## [RECORDS FOR THE EXERCISE]
--- start ---

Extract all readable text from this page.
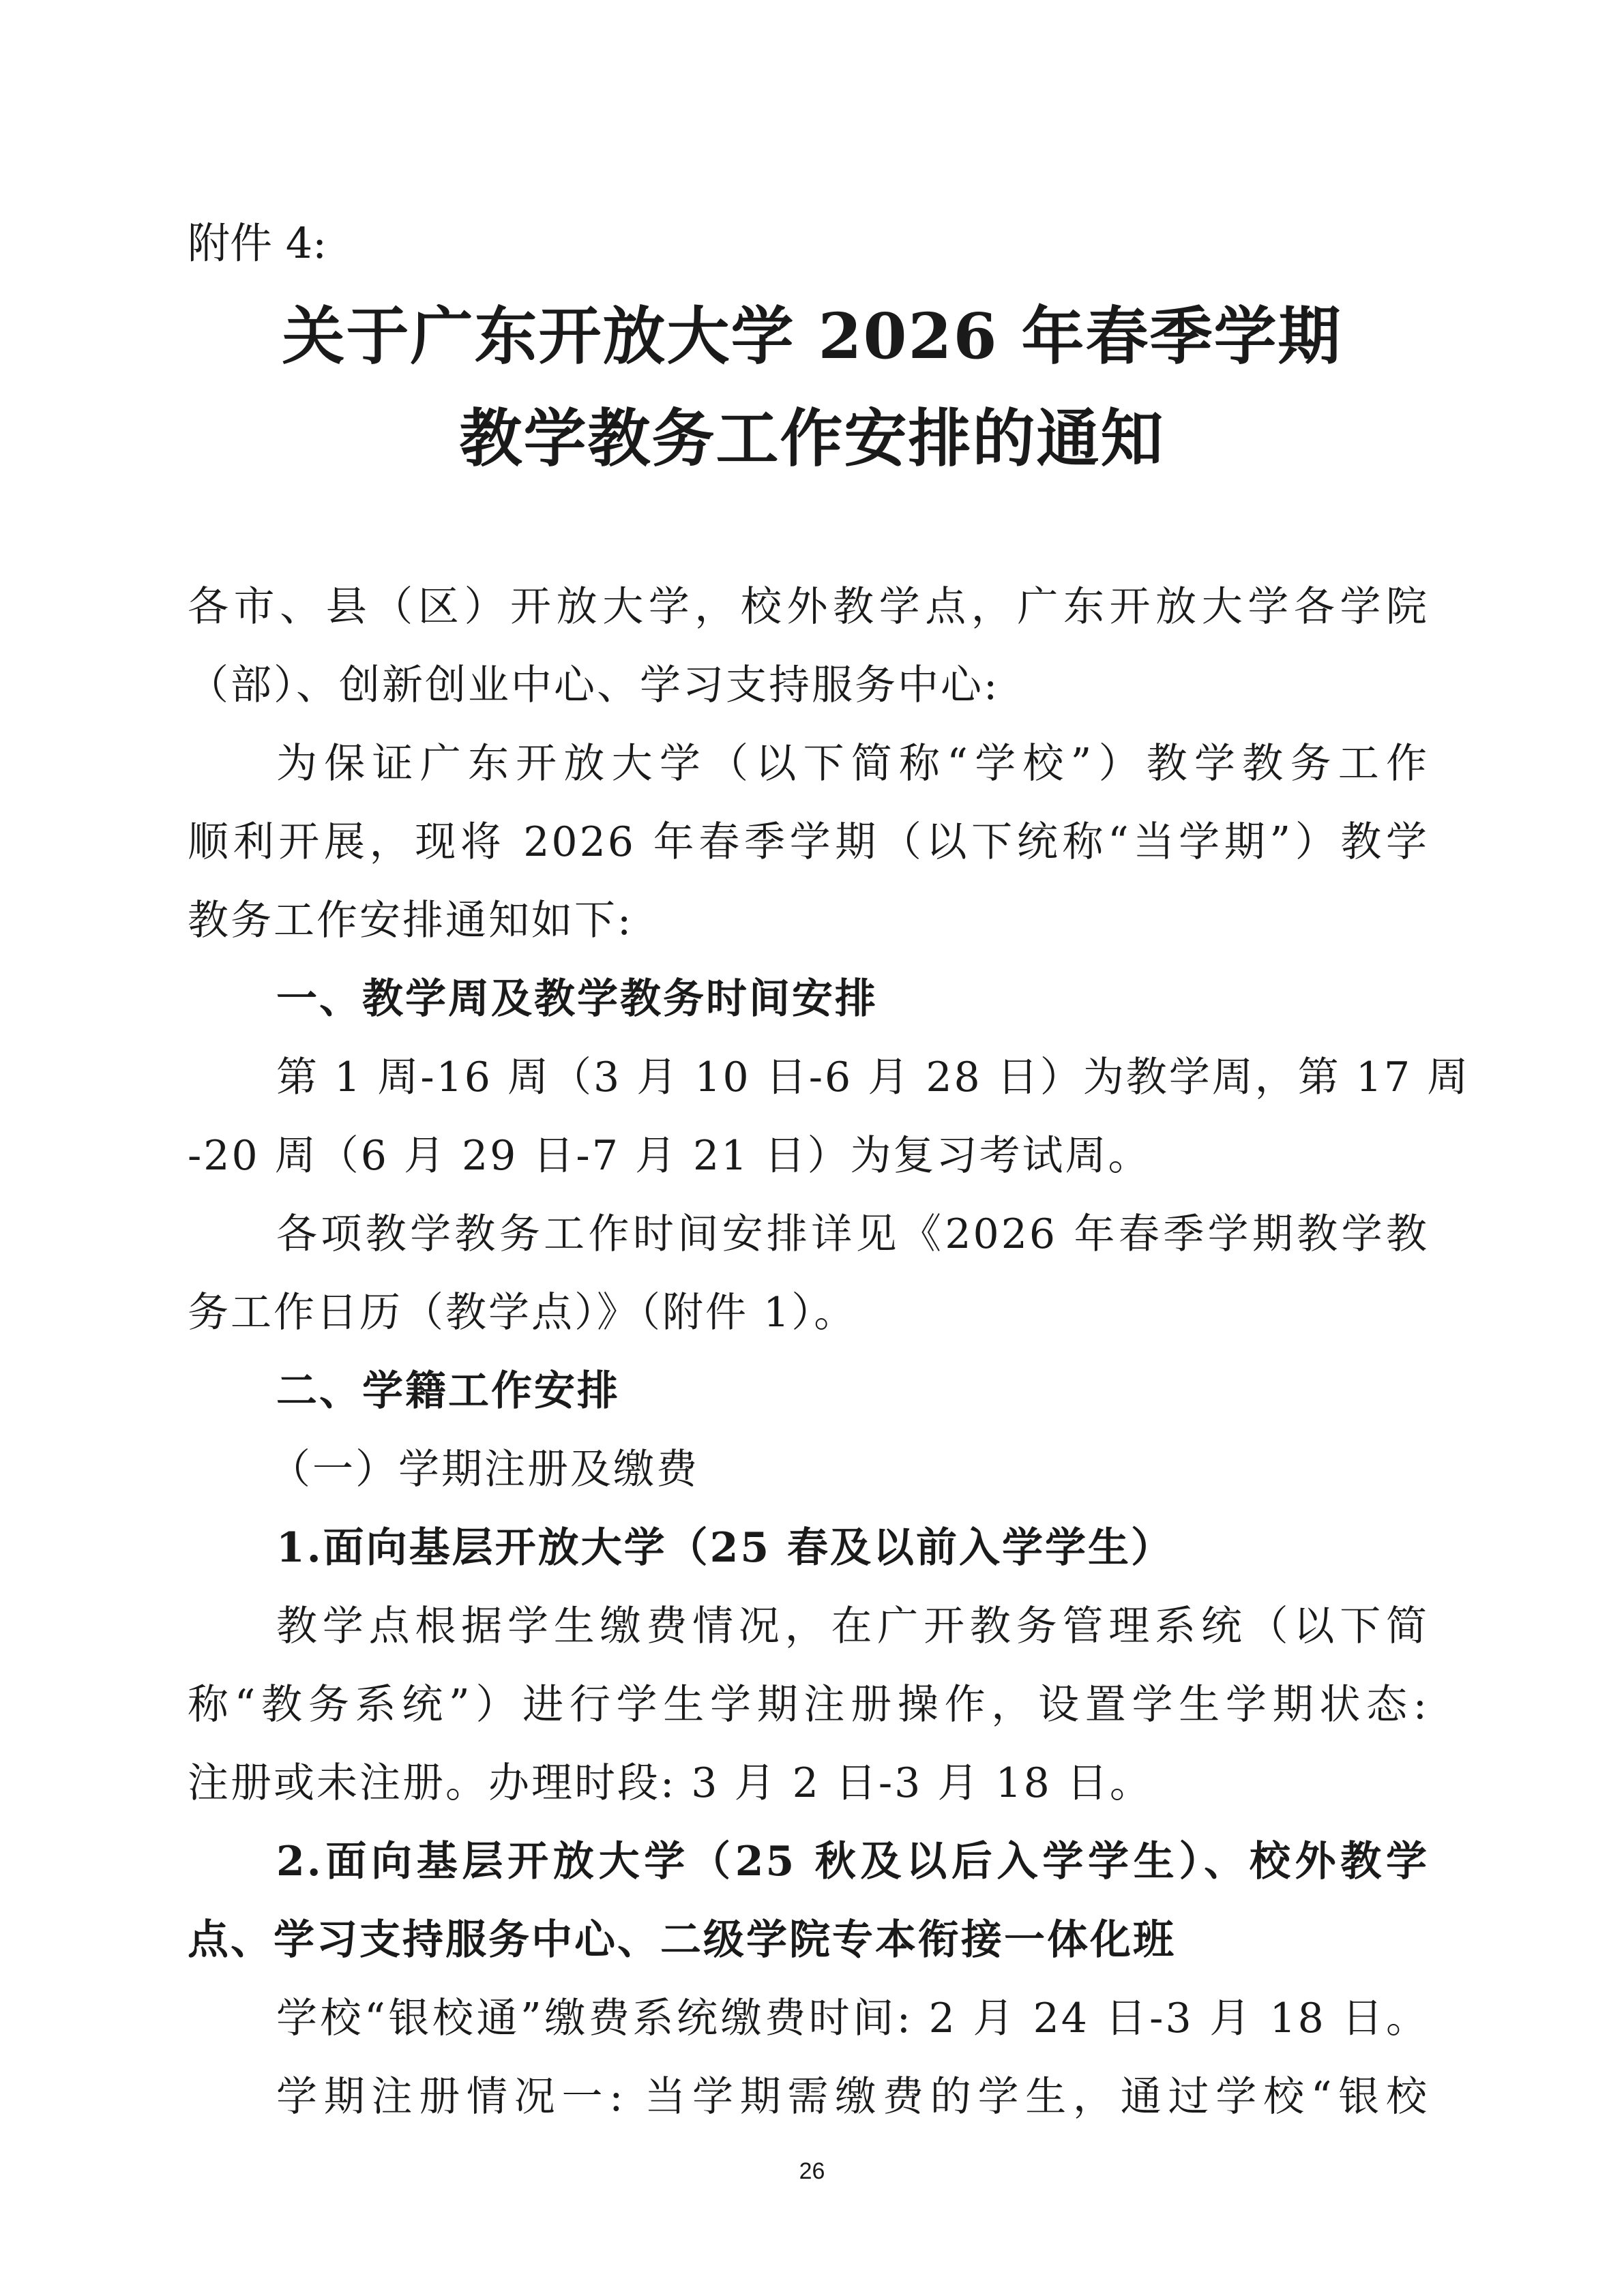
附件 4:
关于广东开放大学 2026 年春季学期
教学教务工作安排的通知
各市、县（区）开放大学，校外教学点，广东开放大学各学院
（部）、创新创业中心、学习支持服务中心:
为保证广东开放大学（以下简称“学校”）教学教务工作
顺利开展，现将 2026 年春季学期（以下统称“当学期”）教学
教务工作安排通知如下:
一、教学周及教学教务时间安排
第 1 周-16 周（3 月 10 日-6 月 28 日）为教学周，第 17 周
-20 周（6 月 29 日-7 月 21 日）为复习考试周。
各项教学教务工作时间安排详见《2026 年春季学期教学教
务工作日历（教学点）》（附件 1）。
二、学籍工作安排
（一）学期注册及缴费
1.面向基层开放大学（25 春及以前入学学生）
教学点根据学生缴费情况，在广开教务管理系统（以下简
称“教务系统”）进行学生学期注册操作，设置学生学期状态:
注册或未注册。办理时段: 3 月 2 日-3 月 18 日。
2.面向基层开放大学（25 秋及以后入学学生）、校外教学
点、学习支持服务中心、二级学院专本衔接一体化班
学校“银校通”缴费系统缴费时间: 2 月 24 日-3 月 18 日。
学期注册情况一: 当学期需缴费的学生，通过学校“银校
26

--- end ---

## [PROBLEM REQUIREMENTS]
All of the lines above should be retyped precisely, apart from the pictures.

## [RESULT OF THIS EXERCISE]
Extract all readable text from this page.
附件 4:
关于广东开放大学 2026 年春季学期
教学教务工作安排的通知
各市、县（区）开放大学，校外教学点，广东开放大学各学院
（部）、创新创业中心、学习支持服务中心:
为保证广东开放大学（以下简称“学校”）教学教务工作
顺利开展，现将 2026 年春季学期（以下统称“当学期”）教学
教务工作安排通知如下:
一、教学周及教学教务时间安排
第 1 周-16 周（3 月 10 日-6 月 28 日）为教学周，第 17 周
-20 周（6 月 29 日-7 月 21 日）为复习考试周。
各项教学教务工作时间安排详见《2026 年春季学期教学教
务工作日历（教学点）》（附件 1）。
二、学籍工作安排
（一）学期注册及缴费
1.面向基层开放大学（25 春及以前入学学生）
教学点根据学生缴费情况，在广开教务管理系统（以下简
称“教务系统”）进行学生学期注册操作，设置学生学期状态:
注册或未注册。办理时段: 3 月 2 日-3 月 18 日。
2.面向基层开放大学（25 秋及以后入学学生）、校外教学
点、学习支持服务中心、二级学院专本衔接一体化班
学校“银校通”缴费系统缴费时间: 2 月 24 日-3 月 18 日。
学期注册情况一: 当学期需缴费的学生，通过学校“银校
26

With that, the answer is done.